## TASK INSTRUCTIONS
Reproduce the listing below character for character; drop every image.

Raw records:

----------

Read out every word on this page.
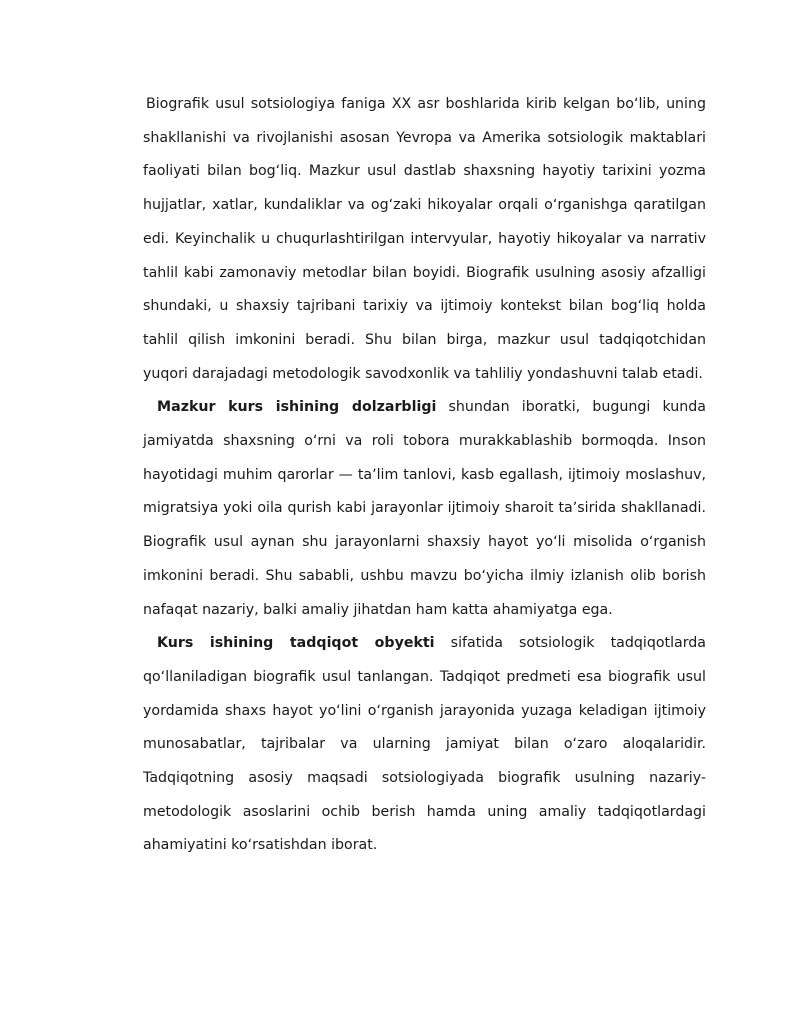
Biografik usul sotsiologiya faniga XX asr boshlarida kirib kelgan boʻlib, uning shakllanishi va rivojlanishi asosan Yevropa va Amerika sotsiologik maktablari faoliyati bilan bogʻliq. Mazkur usul dastlab shaxsning hayotiy tarixini yozma hujjatlar, xatlar, kundaliklar va ogʻzaki hikoyalar orqali oʻrganishga qaratilgan edi. Keyinchalik u chuqurlashtirilgan intervyular, hayotiy hikoyalar va narrativ tahlil kabi zamonaviy metodlar bilan boyidi. Biografik usulning asosiy afzalligi shundaki, u shaxsiy tajribani tarixiy va ijtimoiy kontekst bilan bogʻliq holda tahlil qilish imkonini beradi. Shu bilan birga, mazkur usul tadqiqotchidan yuqori darajadagi metodologik savodxonlik va tahliliy yondashuvni talab etadi.

Mazkur kurs ishining dolzarbligi shundan iboratki, bugungi kunda jamiyatda shaxsning oʻrni va roli tobora murakkablashib bormoqda. Inson hayotidagi muhim qarorlar — taʼlim tanlovi, kasb egallash, ijtimoiy moslashuv, migratsiya yoki oila qurish kabi jarayonlar ijtimoiy sharoit taʼsirida shakllanadi. Biografik usul aynan shu jarayonlarni shaxsiy hayot yoʻli misolida oʻrganish imkonini beradi. Shu sababli, ushbu mavzu boʻyicha ilmiy izlanish olib borish nafaqat nazariy, balki amaliy jihatdan ham katta ahamiyatga ega.

Kurs ishining tadqiqot obyekti sifatida sotsiologik tadqiqotlarda qoʻllaniladigan biografik usul tanlangan. Tadqiqot predmeti esa biografik usul yordamida shaxs hayot yoʻlini oʻrganish jarayonida yuzaga keladigan ijtimoiy munosabatlar, tajribalar va ularning jamiyat bilan oʻzaro aloqalaridir. Tadqiqotning asosiy maqsadi sotsiologiyada biografik usulning nazariy-metodologik asoslarini ochib berish hamda uning amaliy tadqiqotlardagi ahamiyatini koʻrsatishdan iborat.
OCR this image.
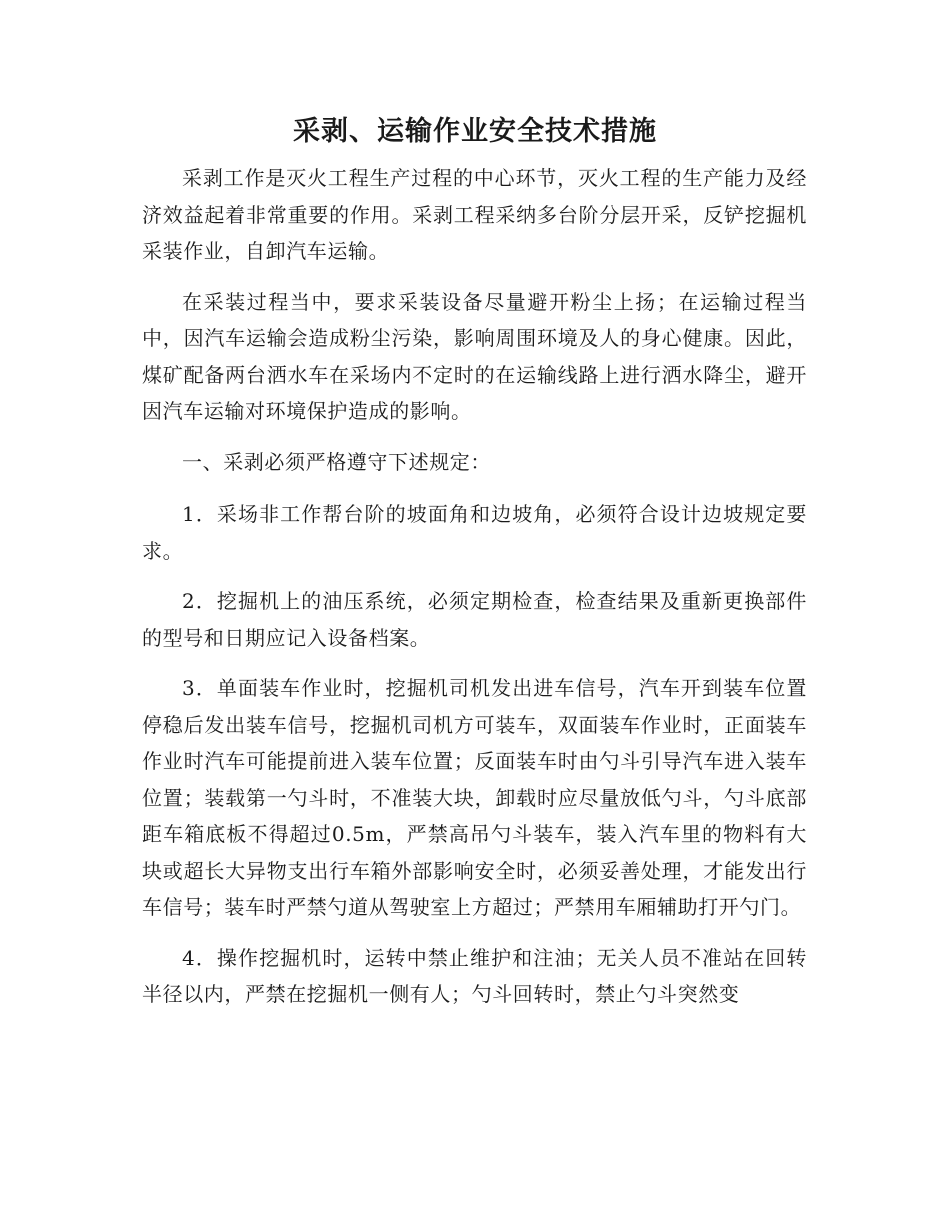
采剥、运输作业安全技术措施

采剥工作是灭火工程生产过程的中心环节，灭火工程的生产能力及经济效益起着非常重要的作用。采剥工程采纳多台阶分层开采，反铲挖掘机采装作业，自卸汽车运输。

在采装过程当中，要求采装设备尽量避开粉尘上扬；在运输过程当中，因汽车运输会造成粉尘污染，影响周围环境及人的身心健康。因此，煤矿配备两台洒水车在采场内不定时的在运输线路上进行洒水降尘，避开因汽车运输对环境保护造成的影响。

一、采剥必须严格遵守下述规定：

1．采场非工作帮台阶的坡面角和边坡角，必须符合设计边坡规定要求。

2．挖掘机上的油压系统，必须定期检查，检查结果及重新更换部件的型号和日期应记入设备档案。

3．单面装车作业时，挖掘机司机发出进车信号，汽车开到装车位置停稳后发出装车信号，挖掘机司机方可装车，双面装车作业时，正面装车作业时汽车可能提前进入装车位置；反面装车时由勺斗引导汽车进入装车位置；装载第一勺斗时，不准装大块，卸载时应尽量放低勺斗，勺斗底部距车箱底板不得超过0.5m，严禁高吊勺斗装车，装入汽车里的物料有大块或超长大异物支出行车箱外部影响安全时，必须妥善处理，才能发出行车信号；装车时严禁勺道从驾驶室上方超过；严禁用车厢辅助打开勺门。

4．操作挖掘机时，运转中禁止维护和注油；无关人员不准站在回转半径以内，严禁在挖掘机一侧有人；勺斗回转时，禁止勺斗突然变
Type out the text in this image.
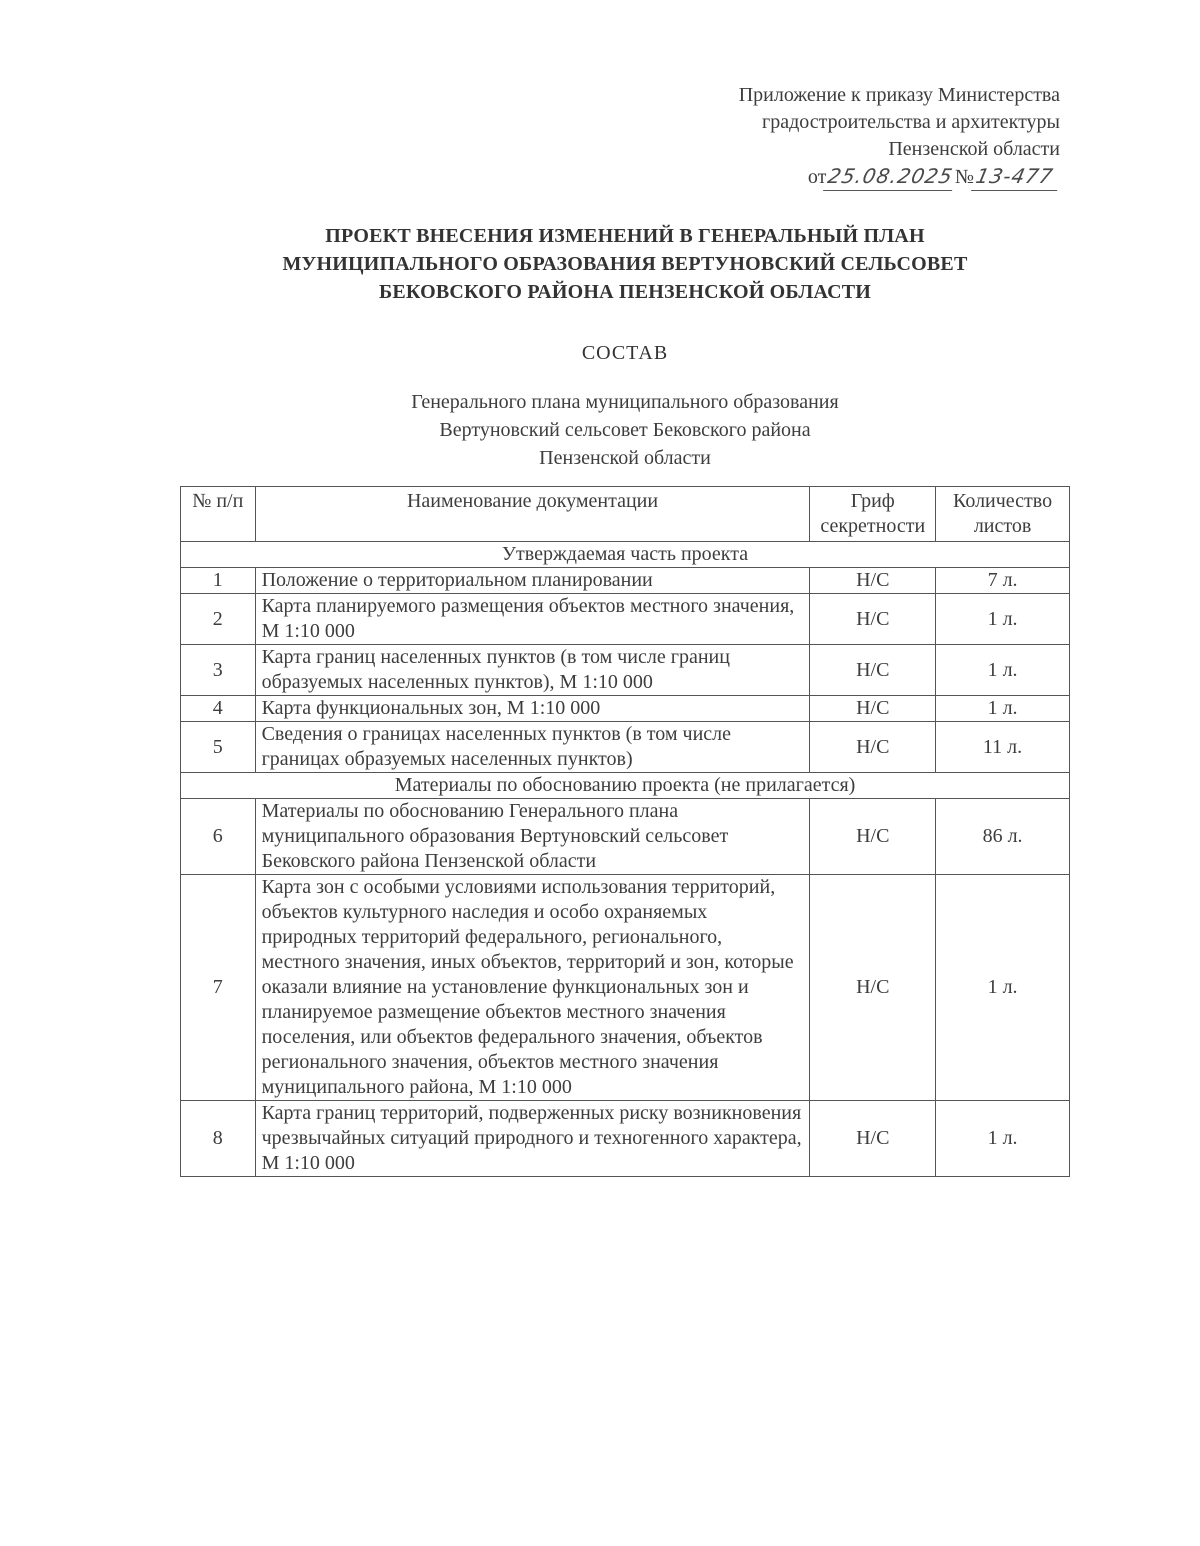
Приложение к приказу Министерства
градостроительства и архитектуры
Пензенской области
от25.08.2025№13-477
ПРОЕКТ ВНЕСЕНИЯ ИЗМЕНЕНИЙ В ГЕНЕРАЛЬНЫЙ ПЛАН
МУНИЦИПАЛЬНОГО ОБРАЗОВАНИЯ ВЕРТУНОВСКИЙ СЕЛЬСОВЕТ
БЕКОВСКОГО РАЙОНА ПЕНЗЕНСКОЙ ОБЛАСТИ
СОСТАВ
Генерального плана муниципального образования
Вертуновский сельсовет Бековского района
Пензенской области
№ п/п	Наименование документации	Гриф секретности	Количество листов
Утверждаемая часть проекта			
1	Положение о территориальном планировании	Н/С	7 л.
2	Карта планируемого размещения объектов местного значения, М 1:10 000	Н/С	1 л.
3	Карта границ населенных пунктов (в том числе границ образуемых населенных пунктов), М 1:10 000	Н/С	1 л.
4	Карта функциональных зон, М 1:10 000	Н/С	1 л.
5	Сведения о границах населенных пунктов (в том числе границах образуемых населенных пунктов)	Н/С	11 л.
Материалы по обоснованию проекта (не прилагается)			
6	Материалы по обоснованию Генерального плана муниципального образования Вертуновский сельсовет Бековского района Пензенской области	Н/С	86 л.
7	Карта зон с особыми условиями использования территорий, объектов культурного наследия и особо охраняемых природных территорий федерального, регионального, местного значения, иных объектов, территорий и зон, которые оказали влияние на установление функциональных зон и планируемое размещение объектов местного значения поселения, или объектов федерального значения, объектов регионального значения, объектов местного значения муниципального района, М 1:10 000	Н/С	1 л.
8	Карта границ территорий, подверженных риску возникновения чрезвычайных ситуаций природного и техногенного характера, М 1:10 000	Н/С	1 л.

----------

## COMPLETE OUTPUT
Read out every word on this page.
Biografik usul sotsiologiya faniga XX asr boshlarida kirib kelgan boʻlib, uning shakllanishi va rivojlanishi asosan Yevropa va Amerika sotsiologik maktablari faoliyati bilan bogʻliq. Mazkur usul dastlab shaxsning hayotiy tarixini yozma hujjatlar, xatlar, kundaliklar va ogʻzaki hikoyalar orqali oʻrganishga qaratilgan edi. Keyinchalik u chuqurlashtirilgan intervyular, hayotiy hikoyalar va narrativ tahlil kabi zamonaviy metodlar bilan boyidi. Biografik usulning asosiy afzalligi shundaki, u shaxsiy tajribani tarixiy va ijtimoiy kontekst bilan bogʻliq holda tahlil qilish imkonini beradi. Shu bilan birga, mazkur usul tadqiqotchidan yuqori darajadagi metodologik savodxonlik va tahliliy yondashuvni talab etadi.

Mazkur kurs ishining dolzarbligi shundan iboratki, bugungi kunda jamiyatda shaxsning oʻrni va roli tobora murakkablashib bormoqda. Inson hayotidagi muhim qarorlar — taʼlim tanlovi, kasb egallash, ijtimoiy moslashuv, migratsiya yoki oila qurish kabi jarayonlar ijtimoiy sharoit taʼsirida shakllanadi. Biografik usul aynan shu jarayonlarni shaxsiy hayot yoʻli misolida oʻrganish imkonini beradi. Shu sababli, ushbu mavzu boʻyicha ilmiy izlanish olib borish nafaqat nazariy, balki amaliy jihatdan ham katta ahamiyatga ega.

Kurs ishining tadqiqot obyekti sifatida sotsiologik tadqiqotlarda qoʻllaniladigan biografik usul tanlangan. Tadqiqot predmeti esa biografik usul yordamida shaxs hayot yoʻlini oʻrganish jarayonida yuzaga keladigan ijtimoiy munosabatlar, tajribalar va ularning jamiyat bilan oʻzaro aloqalaridir. Tadqiqotning asosiy maqsadi sotsiologiyada biografik usulning nazariy-metodologik asoslarini ochib berish hamda uning amaliy tadqiqotlardagi ahamiyatini koʻrsatishdan iborat.
OCR this image.
采剥、运输作业安全技术措施

采剥工作是灭火工程生产过程的中心环节，灭火工程的生产能力及经济效益起着非常重要的作用。采剥工程采纳多台阶分层开采，反铲挖掘机采装作业，自卸汽车运输。

在采装过程当中，要求采装设备尽量避开粉尘上扬；在运输过程当中，因汽车运输会造成粉尘污染，影响周围环境及人的身心健康。因此，煤矿配备两台洒水车在采场内不定时的在运输线路上进行洒水降尘，避开因汽车运输对环境保护造成的影响。

一、采剥必须严格遵守下述规定：

1．采场非工作帮台阶的坡面角和边坡角，必须符合设计边坡规定要求。

2．挖掘机上的油压系统，必须定期检查，检查结果及重新更换部件的型号和日期应记入设备档案。

3．单面装车作业时，挖掘机司机发出进车信号，汽车开到装车位置停稳后发出装车信号，挖掘机司机方可装车，双面装车作业时，正面装车作业时汽车可能提前进入装车位置；反面装车时由勺斗引导汽车进入装车位置；装载第一勺斗时，不准装大块，卸载时应尽量放低勺斗，勺斗底部距车箱底板不得超过0.5m，严禁高吊勺斗装车，装入汽车里的物料有大块或超长大异物支出行车箱外部影响安全时，必须妥善处理，才能发出行车信号；装车时严禁勺道从驾驶室上方超过；严禁用车厢辅助打开勺门。

4．操作挖掘机时，运转中禁止维护和注油；无关人员不准站在回转半径以内，严禁在挖掘机一侧有人；勺斗回转时，禁止勺斗突然变
Type out the text in this image.
Приложение к приказу Министерства
градостроительства и архитектуры
Пензенской области
от25.08.2025№13-477
ПРОЕКТ ВНЕСЕНИЯ ИЗМЕНЕНИЙ В ГЕНЕРАЛЬНЫЙ ПЛАН
МУНИЦИПАЛЬНОГО ОБРАЗОВАНИЯ ВЕРТУНОВСКИЙ СЕЛЬСОВЕТ
БЕКОВСКОГО РАЙОНА ПЕНЗЕНСКОЙ ОБЛАСТИ
СОСТАВ
Генерального плана муниципального образования
Вертуновский сельсовет Бековского района
Пензенской области
№ п/п	Наименование документации	Гриф секретности	Количество листов
Утверждаемая часть проекта			
1	Положение о территориальном планировании	Н/С	7 л.
2	Карта планируемого размещения объектов местного значения, М 1:10 000	Н/С	1 л.
3	Карта границ населенных пунктов (в том числе границ образуемых населенных пунктов), М 1:10 000	Н/С	1 л.
4	Карта функциональных зон, М 1:10 000	Н/С	1 л.
5	Сведения о границах населенных пунктов (в том числе границах образуемых населенных пунктов)	Н/С	11 л.
Материалы по обоснованию проекта (не прилагается)			
6	Материалы по обоснованию Генерального плана муниципального образования Вертуновский сельсовет Бековского района Пензенской области	Н/С	86 л.
7	Карта зон с особыми условиями использования территорий, объектов культурного наследия и особо охраняемых природных территорий федерального, регионального, местного значения, иных объектов, территорий и зон, которые оказали влияние на установление функциональных зон и планируемое размещение объектов местного значения поселения, или объектов федерального значения, объектов регионального значения, объектов местного значения муниципального района, М 1:10 000	Н/С	1 л.
8	Карта границ территорий, подверженных риску возникновения чрезвычайных ситуаций природного и техногенного характера, М 1:10 000	Н/С	1 л.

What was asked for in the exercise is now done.